• [TASK DIRECTIONS]: Identify the lines bearing the string "edit" and gather them.

***

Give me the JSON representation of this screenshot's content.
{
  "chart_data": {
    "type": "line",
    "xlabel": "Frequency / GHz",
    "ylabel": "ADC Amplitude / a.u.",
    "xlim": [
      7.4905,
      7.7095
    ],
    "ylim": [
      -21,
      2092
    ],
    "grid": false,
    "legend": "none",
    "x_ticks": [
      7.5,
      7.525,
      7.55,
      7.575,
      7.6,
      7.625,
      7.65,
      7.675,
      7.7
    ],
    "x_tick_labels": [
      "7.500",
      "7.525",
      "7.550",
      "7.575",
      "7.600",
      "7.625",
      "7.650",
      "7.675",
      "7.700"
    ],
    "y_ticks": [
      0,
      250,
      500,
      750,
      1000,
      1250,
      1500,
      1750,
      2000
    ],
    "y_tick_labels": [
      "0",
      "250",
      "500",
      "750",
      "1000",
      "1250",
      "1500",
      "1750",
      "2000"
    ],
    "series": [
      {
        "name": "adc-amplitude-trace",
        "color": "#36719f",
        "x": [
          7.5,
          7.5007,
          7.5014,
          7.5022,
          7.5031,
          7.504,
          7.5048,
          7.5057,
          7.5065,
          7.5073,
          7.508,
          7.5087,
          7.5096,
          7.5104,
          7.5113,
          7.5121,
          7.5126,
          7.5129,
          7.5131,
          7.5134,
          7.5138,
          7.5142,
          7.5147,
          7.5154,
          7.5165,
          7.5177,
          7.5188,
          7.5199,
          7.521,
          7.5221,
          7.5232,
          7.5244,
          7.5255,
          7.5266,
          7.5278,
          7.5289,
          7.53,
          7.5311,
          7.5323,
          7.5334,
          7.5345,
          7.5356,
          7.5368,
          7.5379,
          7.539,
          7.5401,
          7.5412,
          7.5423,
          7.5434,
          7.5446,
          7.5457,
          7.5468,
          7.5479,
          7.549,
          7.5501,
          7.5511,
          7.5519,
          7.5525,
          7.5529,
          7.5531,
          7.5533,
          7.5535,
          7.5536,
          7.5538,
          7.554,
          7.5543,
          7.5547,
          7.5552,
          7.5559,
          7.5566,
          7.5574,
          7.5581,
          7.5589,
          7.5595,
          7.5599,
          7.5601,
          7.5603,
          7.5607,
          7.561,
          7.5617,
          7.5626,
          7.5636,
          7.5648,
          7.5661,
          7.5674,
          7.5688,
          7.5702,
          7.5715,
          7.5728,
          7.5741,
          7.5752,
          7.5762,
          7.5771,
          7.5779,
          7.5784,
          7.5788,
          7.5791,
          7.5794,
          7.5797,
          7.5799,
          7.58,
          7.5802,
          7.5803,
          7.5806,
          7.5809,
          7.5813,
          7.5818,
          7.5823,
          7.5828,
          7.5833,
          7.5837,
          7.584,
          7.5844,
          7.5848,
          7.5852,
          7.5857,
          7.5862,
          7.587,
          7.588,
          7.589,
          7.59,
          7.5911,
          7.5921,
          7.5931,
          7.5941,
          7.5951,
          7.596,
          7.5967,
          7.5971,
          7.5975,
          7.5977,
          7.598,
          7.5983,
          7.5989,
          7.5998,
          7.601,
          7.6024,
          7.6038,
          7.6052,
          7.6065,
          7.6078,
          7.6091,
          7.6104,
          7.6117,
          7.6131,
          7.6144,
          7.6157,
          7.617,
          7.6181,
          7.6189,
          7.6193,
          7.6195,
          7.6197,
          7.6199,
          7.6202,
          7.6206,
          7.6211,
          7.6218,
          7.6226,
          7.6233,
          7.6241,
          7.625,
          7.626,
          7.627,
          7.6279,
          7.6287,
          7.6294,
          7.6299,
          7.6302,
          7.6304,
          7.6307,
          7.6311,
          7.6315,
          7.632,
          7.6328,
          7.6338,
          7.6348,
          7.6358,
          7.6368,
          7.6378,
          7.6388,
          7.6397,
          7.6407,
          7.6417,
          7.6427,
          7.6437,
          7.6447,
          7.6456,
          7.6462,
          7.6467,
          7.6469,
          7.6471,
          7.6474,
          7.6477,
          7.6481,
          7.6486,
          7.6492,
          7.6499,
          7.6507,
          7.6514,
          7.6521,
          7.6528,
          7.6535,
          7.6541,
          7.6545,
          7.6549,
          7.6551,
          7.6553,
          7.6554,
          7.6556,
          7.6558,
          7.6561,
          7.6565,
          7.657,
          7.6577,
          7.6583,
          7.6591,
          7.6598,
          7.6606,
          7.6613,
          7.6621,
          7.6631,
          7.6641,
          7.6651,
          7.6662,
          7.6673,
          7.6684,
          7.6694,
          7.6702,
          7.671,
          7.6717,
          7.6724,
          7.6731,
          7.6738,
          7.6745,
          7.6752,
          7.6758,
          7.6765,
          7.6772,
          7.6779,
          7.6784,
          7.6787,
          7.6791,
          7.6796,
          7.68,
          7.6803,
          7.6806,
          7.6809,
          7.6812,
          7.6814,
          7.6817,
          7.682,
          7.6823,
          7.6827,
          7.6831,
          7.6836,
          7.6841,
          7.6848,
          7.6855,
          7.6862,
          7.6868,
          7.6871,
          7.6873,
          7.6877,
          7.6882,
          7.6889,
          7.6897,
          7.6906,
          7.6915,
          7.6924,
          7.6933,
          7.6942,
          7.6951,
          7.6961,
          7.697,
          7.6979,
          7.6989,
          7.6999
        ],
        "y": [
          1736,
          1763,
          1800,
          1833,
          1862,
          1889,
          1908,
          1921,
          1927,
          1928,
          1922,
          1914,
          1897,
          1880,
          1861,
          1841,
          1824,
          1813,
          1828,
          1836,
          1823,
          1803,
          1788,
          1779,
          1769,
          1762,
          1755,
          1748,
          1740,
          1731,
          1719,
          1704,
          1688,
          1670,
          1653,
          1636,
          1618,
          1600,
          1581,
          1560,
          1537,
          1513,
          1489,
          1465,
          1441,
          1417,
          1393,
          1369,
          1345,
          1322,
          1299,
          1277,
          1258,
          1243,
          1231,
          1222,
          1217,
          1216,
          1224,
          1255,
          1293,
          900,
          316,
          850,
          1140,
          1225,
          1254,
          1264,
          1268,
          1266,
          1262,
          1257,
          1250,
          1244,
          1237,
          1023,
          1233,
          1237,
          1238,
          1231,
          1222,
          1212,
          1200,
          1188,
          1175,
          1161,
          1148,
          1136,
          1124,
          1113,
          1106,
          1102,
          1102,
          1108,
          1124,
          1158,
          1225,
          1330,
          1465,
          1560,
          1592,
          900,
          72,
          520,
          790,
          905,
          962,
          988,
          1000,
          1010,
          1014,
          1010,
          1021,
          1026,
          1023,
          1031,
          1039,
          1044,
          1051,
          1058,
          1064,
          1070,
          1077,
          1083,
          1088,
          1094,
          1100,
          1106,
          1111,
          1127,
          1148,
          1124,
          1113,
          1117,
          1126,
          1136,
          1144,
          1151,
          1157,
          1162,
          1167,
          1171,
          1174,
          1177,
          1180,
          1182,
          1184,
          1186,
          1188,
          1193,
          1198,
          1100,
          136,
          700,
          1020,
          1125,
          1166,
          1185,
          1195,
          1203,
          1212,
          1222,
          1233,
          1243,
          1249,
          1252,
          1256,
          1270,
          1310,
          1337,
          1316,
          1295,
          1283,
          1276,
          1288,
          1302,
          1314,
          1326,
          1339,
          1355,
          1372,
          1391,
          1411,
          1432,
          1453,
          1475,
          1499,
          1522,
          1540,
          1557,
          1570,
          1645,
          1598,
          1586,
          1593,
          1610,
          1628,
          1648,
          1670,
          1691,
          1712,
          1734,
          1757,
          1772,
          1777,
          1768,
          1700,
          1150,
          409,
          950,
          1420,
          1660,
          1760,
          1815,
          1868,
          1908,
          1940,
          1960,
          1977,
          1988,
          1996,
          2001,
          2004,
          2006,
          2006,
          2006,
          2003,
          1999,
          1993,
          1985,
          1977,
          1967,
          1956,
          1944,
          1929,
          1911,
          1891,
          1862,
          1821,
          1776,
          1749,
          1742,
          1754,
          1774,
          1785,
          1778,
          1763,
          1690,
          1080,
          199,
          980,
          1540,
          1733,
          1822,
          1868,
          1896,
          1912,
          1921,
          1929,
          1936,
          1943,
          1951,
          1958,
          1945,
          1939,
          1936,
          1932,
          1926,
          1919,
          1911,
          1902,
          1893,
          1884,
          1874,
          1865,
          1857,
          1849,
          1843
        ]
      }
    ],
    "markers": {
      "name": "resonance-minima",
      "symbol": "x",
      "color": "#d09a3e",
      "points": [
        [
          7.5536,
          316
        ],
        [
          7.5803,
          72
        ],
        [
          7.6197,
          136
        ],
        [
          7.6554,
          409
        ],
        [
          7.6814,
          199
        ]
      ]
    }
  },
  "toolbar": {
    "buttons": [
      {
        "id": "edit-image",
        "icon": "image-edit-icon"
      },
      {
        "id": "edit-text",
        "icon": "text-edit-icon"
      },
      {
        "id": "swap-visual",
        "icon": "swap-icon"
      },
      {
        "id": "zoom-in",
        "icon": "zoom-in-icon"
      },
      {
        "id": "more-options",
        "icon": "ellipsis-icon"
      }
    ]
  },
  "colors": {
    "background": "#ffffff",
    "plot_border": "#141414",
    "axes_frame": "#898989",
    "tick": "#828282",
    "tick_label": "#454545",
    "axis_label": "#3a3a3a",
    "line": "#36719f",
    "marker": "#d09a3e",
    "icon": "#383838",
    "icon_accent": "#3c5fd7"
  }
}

***

• [TASK ANSWER]:
        "id": "edit-image",
        "icon": "image-edit-icon"
        "id": "edit-text",
        "icon": "text-edit-icon"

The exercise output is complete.